***** Recorded data
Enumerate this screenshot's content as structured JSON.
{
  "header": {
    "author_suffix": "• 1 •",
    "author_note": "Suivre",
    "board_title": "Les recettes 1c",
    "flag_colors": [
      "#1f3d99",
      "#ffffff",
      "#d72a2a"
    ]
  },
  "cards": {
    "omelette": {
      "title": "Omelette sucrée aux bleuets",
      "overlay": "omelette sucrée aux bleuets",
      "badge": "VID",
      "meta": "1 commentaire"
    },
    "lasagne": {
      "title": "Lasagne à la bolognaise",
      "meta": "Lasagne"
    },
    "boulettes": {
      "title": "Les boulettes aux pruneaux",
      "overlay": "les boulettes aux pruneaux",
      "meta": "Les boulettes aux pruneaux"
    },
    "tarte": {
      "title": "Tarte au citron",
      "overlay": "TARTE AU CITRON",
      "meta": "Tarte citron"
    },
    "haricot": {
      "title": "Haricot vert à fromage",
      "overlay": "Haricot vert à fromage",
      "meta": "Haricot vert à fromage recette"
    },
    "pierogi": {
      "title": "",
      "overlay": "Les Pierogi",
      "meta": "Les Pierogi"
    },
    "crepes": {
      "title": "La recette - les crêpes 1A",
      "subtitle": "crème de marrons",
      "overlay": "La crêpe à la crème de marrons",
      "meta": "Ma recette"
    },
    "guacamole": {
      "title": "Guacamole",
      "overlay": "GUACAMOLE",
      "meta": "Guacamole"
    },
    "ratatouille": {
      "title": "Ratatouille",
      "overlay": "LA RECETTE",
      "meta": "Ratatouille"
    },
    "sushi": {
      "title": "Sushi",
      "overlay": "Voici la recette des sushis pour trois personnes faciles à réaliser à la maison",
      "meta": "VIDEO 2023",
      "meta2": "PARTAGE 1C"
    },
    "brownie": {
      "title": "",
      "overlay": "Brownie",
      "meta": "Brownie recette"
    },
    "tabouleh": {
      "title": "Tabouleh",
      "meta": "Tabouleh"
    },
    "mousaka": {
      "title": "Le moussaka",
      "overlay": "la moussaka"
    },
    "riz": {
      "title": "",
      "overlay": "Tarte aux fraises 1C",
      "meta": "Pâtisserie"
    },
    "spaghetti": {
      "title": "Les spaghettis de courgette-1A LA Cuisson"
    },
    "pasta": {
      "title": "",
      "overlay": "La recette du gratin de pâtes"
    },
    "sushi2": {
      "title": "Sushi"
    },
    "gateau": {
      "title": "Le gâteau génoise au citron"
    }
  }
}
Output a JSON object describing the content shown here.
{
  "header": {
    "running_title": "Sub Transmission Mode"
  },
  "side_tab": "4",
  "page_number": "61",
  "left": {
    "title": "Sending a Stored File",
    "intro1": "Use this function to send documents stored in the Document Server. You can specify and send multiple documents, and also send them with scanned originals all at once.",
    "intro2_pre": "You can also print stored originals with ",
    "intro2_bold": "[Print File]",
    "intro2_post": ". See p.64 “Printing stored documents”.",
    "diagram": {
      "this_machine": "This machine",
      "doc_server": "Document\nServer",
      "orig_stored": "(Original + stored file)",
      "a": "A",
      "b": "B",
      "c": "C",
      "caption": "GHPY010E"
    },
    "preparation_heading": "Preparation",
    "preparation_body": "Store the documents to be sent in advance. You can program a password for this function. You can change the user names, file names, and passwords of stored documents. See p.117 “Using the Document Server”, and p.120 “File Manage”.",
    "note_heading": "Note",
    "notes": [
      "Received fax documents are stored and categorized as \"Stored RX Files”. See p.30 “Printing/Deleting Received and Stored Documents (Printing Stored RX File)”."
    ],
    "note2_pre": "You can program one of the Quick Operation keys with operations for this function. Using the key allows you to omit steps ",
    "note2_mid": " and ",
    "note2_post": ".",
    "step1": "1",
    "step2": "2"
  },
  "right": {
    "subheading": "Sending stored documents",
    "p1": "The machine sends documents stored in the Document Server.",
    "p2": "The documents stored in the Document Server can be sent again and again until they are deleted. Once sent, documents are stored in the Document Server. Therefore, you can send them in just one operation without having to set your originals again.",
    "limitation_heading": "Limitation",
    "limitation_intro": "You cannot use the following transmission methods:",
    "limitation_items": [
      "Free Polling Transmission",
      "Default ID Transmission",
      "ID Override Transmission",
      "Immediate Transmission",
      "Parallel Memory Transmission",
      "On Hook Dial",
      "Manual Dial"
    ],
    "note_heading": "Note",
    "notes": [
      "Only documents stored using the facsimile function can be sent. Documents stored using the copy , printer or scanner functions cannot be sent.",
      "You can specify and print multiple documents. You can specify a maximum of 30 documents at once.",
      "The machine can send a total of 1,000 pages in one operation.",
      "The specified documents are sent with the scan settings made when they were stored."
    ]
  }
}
**********
Your goal. Print out every entry, keeping each one exact.

Solution.
Enumerate this screenshot's content as structured JSON.
{
  "header": {
    "author_suffix": "• 1 •",
    "author_note": "Suivre",
    "board_title": "Les recettes 1c",
    "flag_colors": [
      "#1f3d99",
      "#ffffff",
      "#d72a2a"
    ]
  },
  "cards": {
    "omelette": {
      "title": "Omelette sucrée aux bleuets",
      "overlay": "omelette sucrée aux bleuets",
      "badge": "VID",
      "meta": "1 commentaire"
    },
    "lasagne": {
      "title": "Lasagne à la bolognaise",
      "meta": "Lasagne"
    },
    "boulettes": {
      "title": "Les boulettes aux pruneaux",
      "overlay": "les boulettes aux pruneaux",
      "meta": "Les boulettes aux pruneaux"
    },
    "tarte": {
      "title": "Tarte au citron",
      "overlay": "TARTE AU CITRON",
      "meta": "Tarte citron"
    },
    "haricot": {
      "title": "Haricot vert à fromage",
      "overlay": "Haricot vert à fromage",
      "meta": "Haricot vert à fromage recette"
    },
    "pierogi": {
      "title": "",
      "overlay": "Les Pierogi",
      "meta": "Les Pierogi"
    },
    "crepes": {
      "title": "La recette - les crêpes 1A",
      "subtitle": "crème de marrons",
      "overlay": "La crêpe à la crème de marrons",
      "meta": "Ma recette"
    },
    "guacamole": {
      "title": "Guacamole",
      "overlay": "GUACAMOLE",
      "meta": "Guacamole"
    },
    "ratatouille": {
      "title": "Ratatouille",
      "overlay": "LA RECETTE",
      "meta": "Ratatouille"
    },
    "sushi": {
      "title": "Sushi",
      "overlay": "Voici la recette des sushis pour trois personnes faciles à réaliser à la maison",
      "meta": "VIDEO 2023",
      "meta2": "PARTAGE 1C"
    },
    "brownie": {
      "title": "",
      "overlay": "Brownie",
      "meta": "Brownie recette"
    },
    "tabouleh": {
      "title": "Tabouleh",
      "meta": "Tabouleh"
    },
    "mousaka": {
      "title": "Le moussaka",
      "overlay": "la moussaka"
    },
    "riz": {
      "title": "",
      "overlay": "Tarte aux fraises 1C",
      "meta": "Pâtisserie"
    },
    "spaghetti": {
      "title": "Les spaghettis de courgette-1A LA Cuisson"
    },
    "pasta": {
      "title": "",
      "overlay": "La recette du gratin de pâtes"
    },
    "sushi2": {
      "title": "Sushi"
    },
    "gateau": {
      "title": "Le gâteau génoise au citron"
    }
  }
}
Output a JSON object describing the content shown here.
{
  "header": {
    "running_title": "Sub Transmission Mode"
  },
  "side_tab": "4",
  "page_number": "61",
  "left": {
    "title": "Sending a Stored File",
    "intro1": "Use this function to send documents stored in the Document Server. You can specify and send multiple documents, and also send them with scanned originals all at once.",
    "intro2_pre": "You can also print stored originals with ",
    "intro2_bold": "[Print File]",
    "intro2_post": ". See p.64 “Printing stored documents”.",
    "diagram": {
      "this_machine": "This machine",
      "doc_server": "Document\nServer",
      "orig_stored": "(Original + stored file)",
      "a": "A",
      "b": "B",
      "c": "C",
      "caption": "GHPY010E"
    },
    "preparation_heading": "Preparation",
    "preparation_body": "Store the documents to be sent in advance. You can program a password for this function. You can change the user names, file names, and passwords of stored documents. See p.117 “Using the Document Server”, and p.120 “File Manage”.",
    "note_heading": "Note",
    "notes": [
      "Received fax documents are stored and categorized as \"Stored RX Files”. See p.30 “Printing/Deleting Received and Stored Documents (Printing Stored RX File)”."
    ],
    "note2_pre": "You can program one of the Quick Operation keys with operations for this function. Using the key allows you to omit steps ",
    "note2_mid": " and ",
    "note2_post": ".",
    "step1": "1",
    "step2": "2"
  },
  "right": {
    "subheading": "Sending stored documents",
    "p1": "The machine sends documents stored in the Document Server.",
    "p2": "The documents stored in the Document Server can be sent again and again until they are deleted. Once sent, documents are stored in the Document Server. Therefore, you can send them in just one operation without having to set your originals again.",
    "limitation_heading": "Limitation",
    "limitation_intro": "You cannot use the following transmission methods:",
    "limitation_items": [
      "Free Polling Transmission",
      "Default ID Transmission",
      "ID Override Transmission",
      "Immediate Transmission",
      "Parallel Memory Transmission",
      "On Hook Dial",
      "Manual Dial"
    ],
    "note_heading": "Note",
    "notes": [
      "Only documents stored using the facsimile function can be sent. Documents stored using the copy , printer or scanner functions cannot be sent.",
      "You can specify and print multiple documents. You can specify a maximum of 30 documents at once.",
      "The machine can send a total of 1,000 pages in one operation.",
      "The specified documents are sent with the scan settings made when they were stored."
    ]
  }
}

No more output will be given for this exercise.